Trump's new executive order isn't a win: it means families will be detained in cages INDEFINITELY. This nightmare must end, the Trump/Pence regime must go! Check out, the movement organizing for mass protest in the streets every day and every night until this regime is out of power!

Join the Drive Out the Trump/Pence Regime BLOCK PARTY all tomorrow afternoon, from 3pm until we leave ~8:45pm to meet folks at the Cayuga Center--less than half a mile away. 

Arriving at the action, people stood holding candles, laying out shoes for the kids, declaring they are welcome here.  We love you.
Standing outside the anonymous building, my friend Owen said he hated to refer to Germany, but similarly, the people there did not know what was happening behind the closed doors.  Its a quiet foster care agency at 1916 Park. But kids are people separated and rooted out to new families.
“But knows what’s really happening to them?” noted one woman.
“Is that where the kids are?” noted another tears welling up in her eyes.
“Get the kids back to their families,” screamed my friend Mel, from ACT UP.
I recalled the session on immigration at Judson a few weeks prior.
“If the criminal justice system is our new slavery, foster care is the auction block.”
Looking around I saw another familiar face, Queen Mother Dr. Delois N. Blakely of Harlem.
We met during Occupy Wall Street, talking for about an hour during the Mayday action in 2012.
“This is not going to happen here in Harlem,” she declared, her anger and raw courage, giving me courage.
It s a moral outrage. 
They have no idea how to connect these kids with their families again.
What’s our next step?
Come back tomorrow, noted one man.
After the vigil we walked into the night.
You guys need anything, a young woman asked us as we walked.
A bar.
We have drinks inside.
Come on in, she smiled, showing us a menu of pina coladas.
I ordered a couple for Barbara, Judy, and I.
What are you guys doing up here?
A vigil for the kids.
I know I heard about that.
Thanks for representing, noted the bartender.
I’m worried about those kids.
This can’t happen here.
The beauty of the moment is countless people are taking the lead, not any one leader or organization.
•••••
TASKS:
(a) According to the vigil account, when and where did the writer first meet Queen Mother Dr. Delois N. Blakely?
(b) Proceed with the vigil account, picking up right after its final sentence.
These rows come from a separate source unrelated to the vigil account.

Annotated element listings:
•••••
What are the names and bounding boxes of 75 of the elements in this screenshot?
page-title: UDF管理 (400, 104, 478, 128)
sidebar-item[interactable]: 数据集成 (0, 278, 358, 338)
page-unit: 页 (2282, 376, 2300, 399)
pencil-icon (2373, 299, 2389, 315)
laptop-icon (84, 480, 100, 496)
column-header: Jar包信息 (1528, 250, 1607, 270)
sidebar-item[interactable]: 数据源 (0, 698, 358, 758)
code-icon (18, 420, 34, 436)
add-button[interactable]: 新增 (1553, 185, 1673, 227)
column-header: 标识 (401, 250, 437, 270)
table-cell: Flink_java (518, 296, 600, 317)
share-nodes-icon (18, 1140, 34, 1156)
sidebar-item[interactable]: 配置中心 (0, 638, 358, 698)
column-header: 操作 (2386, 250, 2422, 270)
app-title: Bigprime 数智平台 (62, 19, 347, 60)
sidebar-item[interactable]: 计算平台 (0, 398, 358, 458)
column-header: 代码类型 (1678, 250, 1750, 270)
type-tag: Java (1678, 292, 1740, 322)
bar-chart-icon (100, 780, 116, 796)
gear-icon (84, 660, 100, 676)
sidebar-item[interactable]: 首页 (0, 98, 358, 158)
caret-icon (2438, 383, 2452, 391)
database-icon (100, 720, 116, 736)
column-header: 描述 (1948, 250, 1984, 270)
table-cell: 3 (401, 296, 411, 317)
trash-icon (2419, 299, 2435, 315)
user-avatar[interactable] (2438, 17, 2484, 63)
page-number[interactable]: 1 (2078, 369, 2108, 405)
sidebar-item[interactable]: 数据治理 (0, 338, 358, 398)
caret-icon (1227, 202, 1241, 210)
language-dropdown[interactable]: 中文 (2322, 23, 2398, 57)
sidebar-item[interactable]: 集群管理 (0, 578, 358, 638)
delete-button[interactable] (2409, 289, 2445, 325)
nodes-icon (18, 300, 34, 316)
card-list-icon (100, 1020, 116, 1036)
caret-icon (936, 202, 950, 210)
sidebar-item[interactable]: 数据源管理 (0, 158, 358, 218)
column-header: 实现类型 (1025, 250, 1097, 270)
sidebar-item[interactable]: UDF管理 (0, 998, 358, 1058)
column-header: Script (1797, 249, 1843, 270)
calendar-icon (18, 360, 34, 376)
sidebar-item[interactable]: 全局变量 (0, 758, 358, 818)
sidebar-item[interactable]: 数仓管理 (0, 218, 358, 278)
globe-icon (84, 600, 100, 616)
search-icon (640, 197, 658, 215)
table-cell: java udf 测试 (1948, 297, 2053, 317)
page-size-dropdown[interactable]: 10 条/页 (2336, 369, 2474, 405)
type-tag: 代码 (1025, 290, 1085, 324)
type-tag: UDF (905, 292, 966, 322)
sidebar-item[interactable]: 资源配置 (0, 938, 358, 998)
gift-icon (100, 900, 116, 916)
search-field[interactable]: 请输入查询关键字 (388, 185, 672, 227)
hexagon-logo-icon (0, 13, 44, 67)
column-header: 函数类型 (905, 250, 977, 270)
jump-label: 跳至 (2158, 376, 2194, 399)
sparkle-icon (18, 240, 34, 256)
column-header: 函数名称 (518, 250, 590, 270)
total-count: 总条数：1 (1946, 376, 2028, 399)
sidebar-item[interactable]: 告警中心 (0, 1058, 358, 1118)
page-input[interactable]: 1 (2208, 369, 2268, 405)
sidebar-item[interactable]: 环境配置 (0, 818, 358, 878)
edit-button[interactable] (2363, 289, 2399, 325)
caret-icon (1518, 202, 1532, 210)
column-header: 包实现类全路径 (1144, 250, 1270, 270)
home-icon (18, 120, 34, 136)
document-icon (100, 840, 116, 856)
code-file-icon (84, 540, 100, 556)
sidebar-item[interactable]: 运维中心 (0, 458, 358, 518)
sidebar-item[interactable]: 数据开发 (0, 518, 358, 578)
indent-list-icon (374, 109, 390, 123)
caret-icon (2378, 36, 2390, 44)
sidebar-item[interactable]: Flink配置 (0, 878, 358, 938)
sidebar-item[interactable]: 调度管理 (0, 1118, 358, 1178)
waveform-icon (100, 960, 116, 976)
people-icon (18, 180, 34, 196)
•••••
ANSWERS FOR THE EXERCISE:
(a) During Occupy Wall Street, at the Mayday action in 2012.

(b)
So we drank and talked, telling our New York origin migration stories.
Come back again, they declared, friendly people all over New York, trying to make this place work for all of us, sharing our multiethnic urban village.
The people are pushing back, putting their wheels on the machinery, calling out those in the spaces where kids are detained, screaming at politicians at restaurants, letting no one off.   Conscientious objectors are arising.  And the secrets which allow tyrants to thrive are being exposed.
Today, its moms and kids, young people and anarchists, liberals and queer kids, anyone out in the streets pushing back against the nascent fascism in the air, trying to create a new kind of city.
As Sharon Cohen put it in her story, “New wave of protests depends on masses, not dynamic leader”:
“The Rev. Martin Luther King Jr. marching arm-in-arm with other civil rights activists. Cesar Chavez hoisting a picket sign in a farm workers' strike. Gloria Steinem rallying other feminists for equal rights.
During the 1960s and into the 1970s, amid the turbulence of protests for civil rights and against the Vietnam War, every movement seemed to have a famous face — someone at a podium or at the front of a march who possessed a charismatic style, soaring oratory and an inspiring message.
Not so today.
The new wave of political activism, marked by protests in the nation's capital and cities across America, looks more anonymous.”
And autonomous. The leader is the body of the movement, reminding us we can all act.

And we are.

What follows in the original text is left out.